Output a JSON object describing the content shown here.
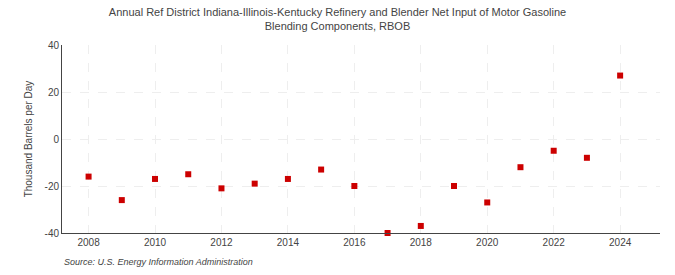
{
  "chart_data": {
    "type": "scatter",
    "title": "Annual Ref District Indiana-Illinois-Kentucky Refinery and Blender Net Input of Motor Gasoline\nBlending Components, RBOB",
    "y_label": "Thousand Barrels per Day",
    "annotations": [
      "Source: U.S. Energy Information Administration"
    ],
    "x": [
      2008,
      2009,
      2010,
      2011,
      2012,
      2013,
      2014,
      2015,
      2016,
      2017,
      2018,
      2019,
      2020,
      2021,
      2022,
      2023,
      2024
    ],
    "values": [
      -16,
      -26,
      -17,
      -15,
      -21,
      -19,
      -17,
      -13,
      -20,
      -40,
      -37,
      -20,
      -27,
      -12,
      -5,
      -8,
      27
    ],
    "color": "#cc0000",
    "marker": "square",
    "xlim": [
      2007.2,
      2025.2
    ],
    "xticks": [
      2008,
      2010,
      2012,
      2014,
      2016,
      2018,
      2020,
      2022,
      2024
    ],
    "ylim": [
      -40,
      40
    ],
    "yticks": [
      -40,
      -20,
      0,
      20,
      40
    ],
    "grid": true
  }
}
####################
## EXERCISE AIM
Every entry must be transcribed exactly. Pictures do not belong in the copy.

## EXERCISE OUTPUT
Output a JSON object describing the content shown here.
{
  "chart_data": {
    "type": "scatter",
    "title": "Annual Ref District Indiana-Illinois-Kentucky Refinery and Blender Net Input of Motor Gasoline\nBlending Components, RBOB",
    "y_label": "Thousand Barrels per Day",
    "annotations": [
      "Source: U.S. Energy Information Administration"
    ],
    "x": [
      2008,
      2009,
      2010,
      2011,
      2012,
      2013,
      2014,
      2015,
      2016,
      2017,
      2018,
      2019,
      2020,
      2021,
      2022,
      2023,
      2024
    ],
    "values": [
      -16,
      -26,
      -17,
      -15,
      -21,
      -19,
      -17,
      -13,
      -20,
      -40,
      -37,
      -20,
      -27,
      -12,
      -5,
      -8,
      27
    ],
    "color": "#cc0000",
    "marker": "square",
    "xlim": [
      2007.2,
      2025.2
    ],
    "xticks": [
      2008,
      2010,
      2012,
      2014,
      2016,
      2018,
      2020,
      2022,
      2024
    ],
    "ylim": [
      -40,
      40
    ],
    "yticks": [
      -40,
      -20,
      0,
      20,
      40
    ],
    "grid": true
  }
}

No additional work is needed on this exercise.